* [Data records]
========================================

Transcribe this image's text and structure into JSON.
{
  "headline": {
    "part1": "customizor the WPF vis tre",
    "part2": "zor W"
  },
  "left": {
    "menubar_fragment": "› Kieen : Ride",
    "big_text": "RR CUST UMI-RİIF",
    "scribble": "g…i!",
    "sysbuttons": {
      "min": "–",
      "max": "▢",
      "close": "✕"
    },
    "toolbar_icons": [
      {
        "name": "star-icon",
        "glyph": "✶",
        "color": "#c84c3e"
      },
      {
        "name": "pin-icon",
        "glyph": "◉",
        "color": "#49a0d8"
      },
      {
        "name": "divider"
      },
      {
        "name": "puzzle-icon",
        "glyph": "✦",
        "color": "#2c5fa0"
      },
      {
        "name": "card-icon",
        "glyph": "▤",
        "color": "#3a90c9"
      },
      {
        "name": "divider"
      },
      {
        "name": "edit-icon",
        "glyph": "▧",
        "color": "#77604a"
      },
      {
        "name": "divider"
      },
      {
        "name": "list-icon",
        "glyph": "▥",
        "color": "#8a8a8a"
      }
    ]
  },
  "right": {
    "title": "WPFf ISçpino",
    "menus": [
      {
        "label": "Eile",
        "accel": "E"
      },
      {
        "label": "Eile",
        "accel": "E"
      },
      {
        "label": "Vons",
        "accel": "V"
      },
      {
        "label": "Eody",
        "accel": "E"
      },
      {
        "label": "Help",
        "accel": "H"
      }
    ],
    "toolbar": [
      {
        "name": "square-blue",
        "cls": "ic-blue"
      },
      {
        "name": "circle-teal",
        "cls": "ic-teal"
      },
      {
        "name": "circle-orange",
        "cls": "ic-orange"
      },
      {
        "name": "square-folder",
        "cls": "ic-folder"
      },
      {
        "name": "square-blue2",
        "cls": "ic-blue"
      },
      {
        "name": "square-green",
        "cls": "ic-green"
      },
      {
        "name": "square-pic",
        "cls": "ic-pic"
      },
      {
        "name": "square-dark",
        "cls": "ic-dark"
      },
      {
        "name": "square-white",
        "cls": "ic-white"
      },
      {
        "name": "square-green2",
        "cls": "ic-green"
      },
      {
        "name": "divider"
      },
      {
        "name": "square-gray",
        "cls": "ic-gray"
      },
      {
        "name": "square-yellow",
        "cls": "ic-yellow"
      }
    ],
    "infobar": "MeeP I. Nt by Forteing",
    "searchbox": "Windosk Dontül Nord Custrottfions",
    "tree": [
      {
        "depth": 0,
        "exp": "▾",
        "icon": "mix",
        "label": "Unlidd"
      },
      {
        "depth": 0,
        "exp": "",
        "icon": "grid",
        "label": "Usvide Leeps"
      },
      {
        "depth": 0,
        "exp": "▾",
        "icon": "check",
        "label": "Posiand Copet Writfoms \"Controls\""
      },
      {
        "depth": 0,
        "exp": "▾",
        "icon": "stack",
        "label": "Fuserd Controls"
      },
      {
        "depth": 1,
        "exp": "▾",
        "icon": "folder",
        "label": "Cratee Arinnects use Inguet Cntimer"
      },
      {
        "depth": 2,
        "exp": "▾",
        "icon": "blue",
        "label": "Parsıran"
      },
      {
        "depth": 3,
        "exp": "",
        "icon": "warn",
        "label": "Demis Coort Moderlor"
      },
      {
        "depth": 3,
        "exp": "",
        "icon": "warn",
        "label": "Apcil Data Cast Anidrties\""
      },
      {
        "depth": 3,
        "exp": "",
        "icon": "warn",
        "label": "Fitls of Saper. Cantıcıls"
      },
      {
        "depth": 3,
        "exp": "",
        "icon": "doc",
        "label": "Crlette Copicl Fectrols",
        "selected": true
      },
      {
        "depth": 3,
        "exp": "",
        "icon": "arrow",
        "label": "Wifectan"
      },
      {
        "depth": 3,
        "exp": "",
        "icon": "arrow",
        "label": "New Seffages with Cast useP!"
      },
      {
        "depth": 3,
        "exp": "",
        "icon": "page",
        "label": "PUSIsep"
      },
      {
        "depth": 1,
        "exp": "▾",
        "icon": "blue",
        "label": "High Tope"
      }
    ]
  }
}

========================================

* [Set task] From the data above, count the lines where "Cast" occurs and give that figure and nothing else.

* [The output] 2